**PROBLEM TO SOLVE:** Please report every line from the material that contains the word "JSON".

**MATERIAL TO PROCESS:**
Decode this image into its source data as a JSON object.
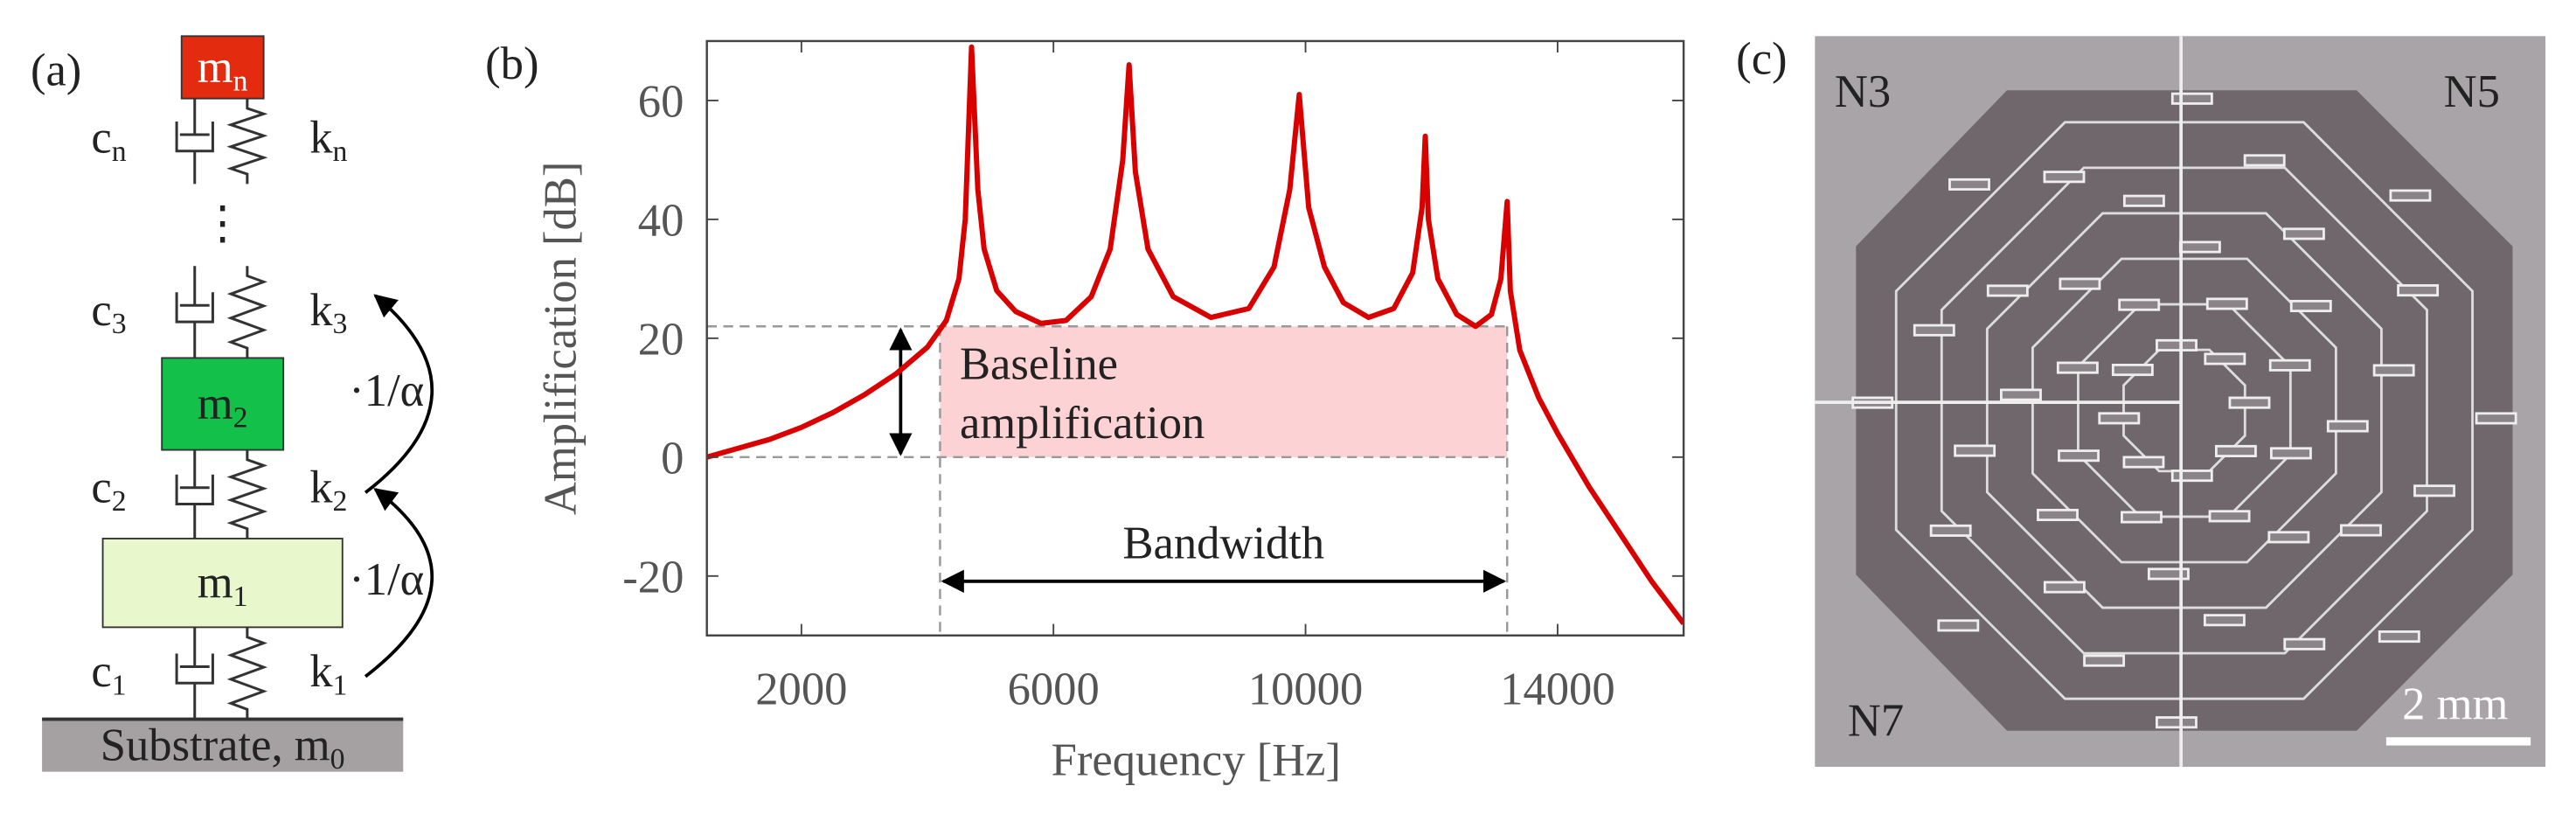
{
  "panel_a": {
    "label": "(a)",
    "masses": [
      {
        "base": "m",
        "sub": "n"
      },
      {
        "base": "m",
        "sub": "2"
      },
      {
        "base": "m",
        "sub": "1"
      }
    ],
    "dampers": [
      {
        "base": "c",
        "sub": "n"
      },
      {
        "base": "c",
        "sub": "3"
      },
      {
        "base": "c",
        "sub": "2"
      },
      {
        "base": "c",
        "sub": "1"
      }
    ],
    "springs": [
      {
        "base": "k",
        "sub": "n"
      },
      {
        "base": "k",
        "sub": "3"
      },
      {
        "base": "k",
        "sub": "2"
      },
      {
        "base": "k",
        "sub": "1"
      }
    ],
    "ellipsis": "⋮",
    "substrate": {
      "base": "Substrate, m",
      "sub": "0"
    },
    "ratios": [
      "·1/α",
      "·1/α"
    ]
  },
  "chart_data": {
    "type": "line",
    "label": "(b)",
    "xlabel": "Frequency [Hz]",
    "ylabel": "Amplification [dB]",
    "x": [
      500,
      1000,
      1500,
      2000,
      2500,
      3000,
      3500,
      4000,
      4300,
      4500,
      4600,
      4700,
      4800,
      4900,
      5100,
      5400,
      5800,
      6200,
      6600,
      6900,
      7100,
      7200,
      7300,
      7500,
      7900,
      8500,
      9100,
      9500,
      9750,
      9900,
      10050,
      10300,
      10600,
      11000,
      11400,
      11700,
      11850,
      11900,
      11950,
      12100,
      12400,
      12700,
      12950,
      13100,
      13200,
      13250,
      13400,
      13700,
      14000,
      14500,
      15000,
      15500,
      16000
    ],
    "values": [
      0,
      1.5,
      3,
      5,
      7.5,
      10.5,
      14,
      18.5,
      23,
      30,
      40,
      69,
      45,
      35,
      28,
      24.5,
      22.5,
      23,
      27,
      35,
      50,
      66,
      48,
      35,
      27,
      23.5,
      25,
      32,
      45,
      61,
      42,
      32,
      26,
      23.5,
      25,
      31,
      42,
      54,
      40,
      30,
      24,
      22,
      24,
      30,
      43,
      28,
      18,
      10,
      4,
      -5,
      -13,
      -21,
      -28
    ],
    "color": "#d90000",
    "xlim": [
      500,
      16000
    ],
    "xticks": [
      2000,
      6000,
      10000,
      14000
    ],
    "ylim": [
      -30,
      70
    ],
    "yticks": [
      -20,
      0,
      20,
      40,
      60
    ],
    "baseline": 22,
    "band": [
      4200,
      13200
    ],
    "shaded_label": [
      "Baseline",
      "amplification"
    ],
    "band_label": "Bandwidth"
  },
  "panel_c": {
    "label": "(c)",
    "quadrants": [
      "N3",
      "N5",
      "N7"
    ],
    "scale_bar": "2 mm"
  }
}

* * *

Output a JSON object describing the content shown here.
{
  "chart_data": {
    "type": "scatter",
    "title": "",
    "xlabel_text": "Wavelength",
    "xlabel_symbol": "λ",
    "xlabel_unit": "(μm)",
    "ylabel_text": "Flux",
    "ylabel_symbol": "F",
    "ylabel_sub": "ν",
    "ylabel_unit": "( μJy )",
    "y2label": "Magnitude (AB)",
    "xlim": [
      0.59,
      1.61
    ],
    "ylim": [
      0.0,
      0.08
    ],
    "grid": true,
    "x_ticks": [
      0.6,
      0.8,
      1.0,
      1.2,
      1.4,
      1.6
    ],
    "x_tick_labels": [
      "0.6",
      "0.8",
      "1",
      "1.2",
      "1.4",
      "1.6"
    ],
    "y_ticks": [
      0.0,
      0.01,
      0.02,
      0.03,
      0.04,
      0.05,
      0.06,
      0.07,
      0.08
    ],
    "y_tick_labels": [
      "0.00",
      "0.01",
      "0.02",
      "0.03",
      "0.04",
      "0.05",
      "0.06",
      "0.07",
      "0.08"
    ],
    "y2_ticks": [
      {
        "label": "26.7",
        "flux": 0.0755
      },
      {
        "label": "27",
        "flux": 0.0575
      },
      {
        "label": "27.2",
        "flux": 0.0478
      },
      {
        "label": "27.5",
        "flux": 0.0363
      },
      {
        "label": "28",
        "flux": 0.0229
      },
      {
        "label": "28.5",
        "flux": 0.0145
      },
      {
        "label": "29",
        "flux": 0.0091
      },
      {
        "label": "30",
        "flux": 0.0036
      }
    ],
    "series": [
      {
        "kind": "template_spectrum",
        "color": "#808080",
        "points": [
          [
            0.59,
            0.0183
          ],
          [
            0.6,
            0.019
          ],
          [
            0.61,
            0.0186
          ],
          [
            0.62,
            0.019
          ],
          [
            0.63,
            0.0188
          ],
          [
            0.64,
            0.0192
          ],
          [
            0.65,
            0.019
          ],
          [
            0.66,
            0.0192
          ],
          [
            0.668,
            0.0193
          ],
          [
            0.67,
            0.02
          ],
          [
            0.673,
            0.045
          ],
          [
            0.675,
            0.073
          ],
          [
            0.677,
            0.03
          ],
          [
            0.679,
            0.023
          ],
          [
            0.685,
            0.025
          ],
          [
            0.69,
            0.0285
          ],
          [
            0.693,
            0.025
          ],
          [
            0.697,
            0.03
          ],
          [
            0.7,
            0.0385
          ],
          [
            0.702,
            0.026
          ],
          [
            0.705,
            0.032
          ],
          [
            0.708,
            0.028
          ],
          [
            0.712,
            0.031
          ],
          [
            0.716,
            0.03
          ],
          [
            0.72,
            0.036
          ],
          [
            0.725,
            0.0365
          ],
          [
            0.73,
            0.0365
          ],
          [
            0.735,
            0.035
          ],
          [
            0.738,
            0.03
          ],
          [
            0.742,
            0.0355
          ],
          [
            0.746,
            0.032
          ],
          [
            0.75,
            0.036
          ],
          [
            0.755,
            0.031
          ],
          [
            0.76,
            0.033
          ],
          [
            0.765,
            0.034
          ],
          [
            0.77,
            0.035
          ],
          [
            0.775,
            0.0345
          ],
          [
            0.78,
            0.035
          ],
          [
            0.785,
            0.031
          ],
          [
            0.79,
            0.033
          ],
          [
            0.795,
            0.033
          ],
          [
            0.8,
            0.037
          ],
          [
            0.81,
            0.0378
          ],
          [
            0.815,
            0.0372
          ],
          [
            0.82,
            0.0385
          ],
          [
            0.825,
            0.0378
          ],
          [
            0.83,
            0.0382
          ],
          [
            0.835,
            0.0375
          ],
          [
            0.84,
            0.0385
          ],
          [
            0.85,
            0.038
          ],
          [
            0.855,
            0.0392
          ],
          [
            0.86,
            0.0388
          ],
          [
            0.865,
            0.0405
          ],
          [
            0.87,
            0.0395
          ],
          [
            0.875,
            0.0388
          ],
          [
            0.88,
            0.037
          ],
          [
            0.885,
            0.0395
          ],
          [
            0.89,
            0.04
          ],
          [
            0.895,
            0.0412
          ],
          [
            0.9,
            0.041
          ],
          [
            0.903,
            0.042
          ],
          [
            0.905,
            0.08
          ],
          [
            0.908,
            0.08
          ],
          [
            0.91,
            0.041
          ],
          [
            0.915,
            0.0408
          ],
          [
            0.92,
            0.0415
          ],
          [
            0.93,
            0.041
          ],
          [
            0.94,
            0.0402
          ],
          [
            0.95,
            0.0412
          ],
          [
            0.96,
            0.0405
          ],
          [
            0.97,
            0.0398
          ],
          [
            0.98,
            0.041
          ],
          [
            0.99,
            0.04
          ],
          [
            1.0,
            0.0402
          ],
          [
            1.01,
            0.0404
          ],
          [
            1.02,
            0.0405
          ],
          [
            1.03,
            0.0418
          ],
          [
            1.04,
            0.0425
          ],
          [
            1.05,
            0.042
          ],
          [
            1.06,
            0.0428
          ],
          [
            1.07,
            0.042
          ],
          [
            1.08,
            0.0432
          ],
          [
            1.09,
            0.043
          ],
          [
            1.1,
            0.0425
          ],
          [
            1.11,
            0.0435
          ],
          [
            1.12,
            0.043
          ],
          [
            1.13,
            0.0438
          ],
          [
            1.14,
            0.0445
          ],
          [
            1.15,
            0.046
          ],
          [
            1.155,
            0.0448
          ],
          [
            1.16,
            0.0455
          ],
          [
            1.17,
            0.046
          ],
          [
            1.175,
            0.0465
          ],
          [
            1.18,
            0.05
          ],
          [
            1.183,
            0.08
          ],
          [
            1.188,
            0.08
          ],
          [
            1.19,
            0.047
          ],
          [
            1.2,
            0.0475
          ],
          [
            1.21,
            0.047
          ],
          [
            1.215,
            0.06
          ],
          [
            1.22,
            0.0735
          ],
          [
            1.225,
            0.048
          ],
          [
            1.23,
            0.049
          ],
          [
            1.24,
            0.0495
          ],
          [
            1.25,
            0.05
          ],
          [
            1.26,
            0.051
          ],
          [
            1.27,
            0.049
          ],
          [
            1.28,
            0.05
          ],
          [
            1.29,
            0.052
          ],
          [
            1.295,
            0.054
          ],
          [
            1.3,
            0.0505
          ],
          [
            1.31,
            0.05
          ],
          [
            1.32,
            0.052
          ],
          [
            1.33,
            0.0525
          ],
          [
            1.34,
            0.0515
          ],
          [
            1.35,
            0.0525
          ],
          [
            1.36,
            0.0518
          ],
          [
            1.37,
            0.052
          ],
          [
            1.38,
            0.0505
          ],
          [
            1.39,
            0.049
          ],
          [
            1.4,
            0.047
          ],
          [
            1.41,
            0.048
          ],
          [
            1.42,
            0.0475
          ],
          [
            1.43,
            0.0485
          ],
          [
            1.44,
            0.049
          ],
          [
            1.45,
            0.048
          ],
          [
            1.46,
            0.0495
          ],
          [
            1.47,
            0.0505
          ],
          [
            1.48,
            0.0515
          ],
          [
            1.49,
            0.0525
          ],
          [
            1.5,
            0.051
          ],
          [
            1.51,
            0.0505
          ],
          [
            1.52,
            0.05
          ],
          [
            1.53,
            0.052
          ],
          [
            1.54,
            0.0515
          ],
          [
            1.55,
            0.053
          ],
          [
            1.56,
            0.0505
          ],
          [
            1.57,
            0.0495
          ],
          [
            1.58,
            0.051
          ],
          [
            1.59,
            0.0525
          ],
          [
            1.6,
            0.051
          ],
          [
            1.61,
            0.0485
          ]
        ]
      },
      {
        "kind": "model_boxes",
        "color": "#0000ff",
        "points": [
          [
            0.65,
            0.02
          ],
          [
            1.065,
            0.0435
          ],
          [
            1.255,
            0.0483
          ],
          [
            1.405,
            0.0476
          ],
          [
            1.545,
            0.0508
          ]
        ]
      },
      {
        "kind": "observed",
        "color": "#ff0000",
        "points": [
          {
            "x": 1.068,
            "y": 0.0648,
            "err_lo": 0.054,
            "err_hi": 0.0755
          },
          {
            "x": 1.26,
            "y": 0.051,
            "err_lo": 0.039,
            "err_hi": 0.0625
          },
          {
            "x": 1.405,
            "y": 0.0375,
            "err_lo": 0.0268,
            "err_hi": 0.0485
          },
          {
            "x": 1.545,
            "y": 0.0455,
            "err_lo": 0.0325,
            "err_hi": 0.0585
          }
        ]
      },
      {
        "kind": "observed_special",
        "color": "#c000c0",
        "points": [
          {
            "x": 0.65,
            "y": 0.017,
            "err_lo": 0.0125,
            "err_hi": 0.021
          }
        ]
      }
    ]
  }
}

**WRITTEN ANSWER:**
Decode this image into its source data as a JSON object.
Output a JSON object describing the content shown here.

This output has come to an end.